>> Begin Entries provided

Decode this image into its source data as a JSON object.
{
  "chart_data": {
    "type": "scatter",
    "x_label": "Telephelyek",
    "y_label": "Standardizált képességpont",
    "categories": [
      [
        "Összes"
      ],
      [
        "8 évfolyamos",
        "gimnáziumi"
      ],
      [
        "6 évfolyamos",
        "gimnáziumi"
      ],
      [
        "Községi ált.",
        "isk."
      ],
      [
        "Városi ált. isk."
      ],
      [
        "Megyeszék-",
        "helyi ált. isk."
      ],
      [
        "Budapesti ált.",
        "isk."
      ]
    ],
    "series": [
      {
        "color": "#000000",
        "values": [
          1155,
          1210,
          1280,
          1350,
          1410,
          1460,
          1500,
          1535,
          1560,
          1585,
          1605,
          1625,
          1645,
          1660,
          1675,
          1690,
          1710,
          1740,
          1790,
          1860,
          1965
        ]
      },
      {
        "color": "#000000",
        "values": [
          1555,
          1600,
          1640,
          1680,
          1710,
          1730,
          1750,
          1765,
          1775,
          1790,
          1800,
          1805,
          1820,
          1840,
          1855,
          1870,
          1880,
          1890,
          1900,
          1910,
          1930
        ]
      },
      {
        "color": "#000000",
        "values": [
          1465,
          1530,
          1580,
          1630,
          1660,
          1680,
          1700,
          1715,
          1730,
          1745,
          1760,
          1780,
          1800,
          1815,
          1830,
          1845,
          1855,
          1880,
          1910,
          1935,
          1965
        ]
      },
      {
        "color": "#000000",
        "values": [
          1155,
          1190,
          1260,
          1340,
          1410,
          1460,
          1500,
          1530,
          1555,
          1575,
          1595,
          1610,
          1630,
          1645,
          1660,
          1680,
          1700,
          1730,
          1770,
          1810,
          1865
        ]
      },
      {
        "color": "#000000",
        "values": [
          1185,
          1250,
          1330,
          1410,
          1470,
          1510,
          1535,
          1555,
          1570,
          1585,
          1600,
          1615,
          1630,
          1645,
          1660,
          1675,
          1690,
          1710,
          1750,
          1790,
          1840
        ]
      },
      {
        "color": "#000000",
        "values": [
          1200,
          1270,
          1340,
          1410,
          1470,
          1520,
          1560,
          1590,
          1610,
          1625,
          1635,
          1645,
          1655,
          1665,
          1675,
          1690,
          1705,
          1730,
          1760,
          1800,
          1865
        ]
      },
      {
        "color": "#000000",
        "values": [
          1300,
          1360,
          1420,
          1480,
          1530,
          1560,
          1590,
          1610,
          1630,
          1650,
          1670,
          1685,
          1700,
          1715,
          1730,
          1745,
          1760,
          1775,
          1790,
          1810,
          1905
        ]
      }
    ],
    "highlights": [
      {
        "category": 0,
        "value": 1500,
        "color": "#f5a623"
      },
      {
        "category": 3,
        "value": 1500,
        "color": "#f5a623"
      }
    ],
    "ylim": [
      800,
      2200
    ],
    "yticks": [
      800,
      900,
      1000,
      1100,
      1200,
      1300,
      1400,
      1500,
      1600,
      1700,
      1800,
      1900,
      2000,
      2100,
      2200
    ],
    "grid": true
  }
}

>> End Entries provided

■ Required task ■
Repeat each entry word for word.

■ Right answer ■
Decode this image into its source data as a JSON object.
{
  "chart_data": {
    "type": "scatter",
    "x_label": "Telephelyek",
    "y_label": "Standardizált képességpont",
    "categories": [
      [
        "Összes"
      ],
      [
        "8 évfolyamos",
        "gimnáziumi"
      ],
      [
        "6 évfolyamos",
        "gimnáziumi"
      ],
      [
        "Községi ált.",
        "isk."
      ],
      [
        "Városi ált. isk."
      ],
      [
        "Megyeszék-",
        "helyi ált. isk."
      ],
      [
        "Budapesti ált.",
        "isk."
      ]
    ],
    "series": [
      {
        "color": "#000000",
        "values": [
          1155,
          1210,
          1280,
          1350,
          1410,
          1460,
          1500,
          1535,
          1560,
          1585,
          1605,
          1625,
          1645,
          1660,
          1675,
          1690,
          1710,
          1740,
          1790,
          1860,
          1965
        ]
      },
      {
        "color": "#000000",
        "values": [
          1555,
          1600,
          1640,
          1680,
          1710,
          1730,
          1750,
          1765,
          1775,
          1790,
          1800,
          1805,
          1820,
          1840,
          1855,
          1870,
          1880,
          1890,
          1900,
          1910,
          1930
        ]
      },
      {
        "color": "#000000",
        "values": [
          1465,
          1530,
          1580,
          1630,
          1660,
          1680,
          1700,
          1715,
          1730,
          1745,
          1760,
          1780,
          1800,
          1815,
          1830,
          1845,
          1855,
          1880,
          1910,
          1935,
          1965
        ]
      },
      {
        "color": "#000000",
        "values": [
          1155,
          1190,
          1260,
          1340,
          1410,
          1460,
          1500,
          1530,
          1555,
          1575,
          1595,
          1610,
          1630,
          1645,
          1660,
          1680,
          1700,
          1730,
          1770,
          1810,
          1865
        ]
      },
      {
        "color": "#000000",
        "values": [
          1185,
          1250,
          1330,
          1410,
          1470,
          1510,
          1535,
          1555,
          1570,
          1585,
          1600,
          1615,
          1630,
          1645,
          1660,
          1675,
          1690,
          1710,
          1750,
          1790,
          1840
        ]
      },
      {
        "color": "#000000",
        "values": [
          1200,
          1270,
          1340,
          1410,
          1470,
          1520,
          1560,
          1590,
          1610,
          1625,
          1635,
          1645,
          1655,
          1665,
          1675,
          1690,
          1705,
          1730,
          1760,
          1800,
          1865
        ]
      },
      {
        "color": "#000000",
        "values": [
          1300,
          1360,
          1420,
          1480,
          1530,
          1560,
          1590,
          1610,
          1630,
          1650,
          1670,
          1685,
          1700,
          1715,
          1730,
          1745,
          1760,
          1775,
          1790,
          1810,
          1905
        ]
      }
    ],
    "highlights": [
      {
        "category": 0,
        "value": 1500,
        "color": "#f5a623"
      },
      {
        "category": 3,
        "value": 1500,
        "color": "#f5a623"
      }
    ],
    "ylim": [
      800,
      2200
    ],
    "yticks": [
      800,
      900,
      1000,
      1100,
      1200,
      1300,
      1400,
      1500,
      1600,
      1700,
      1800,
      1900,
      2000,
      2100,
      2200
    ],
    "grid": true
  }
}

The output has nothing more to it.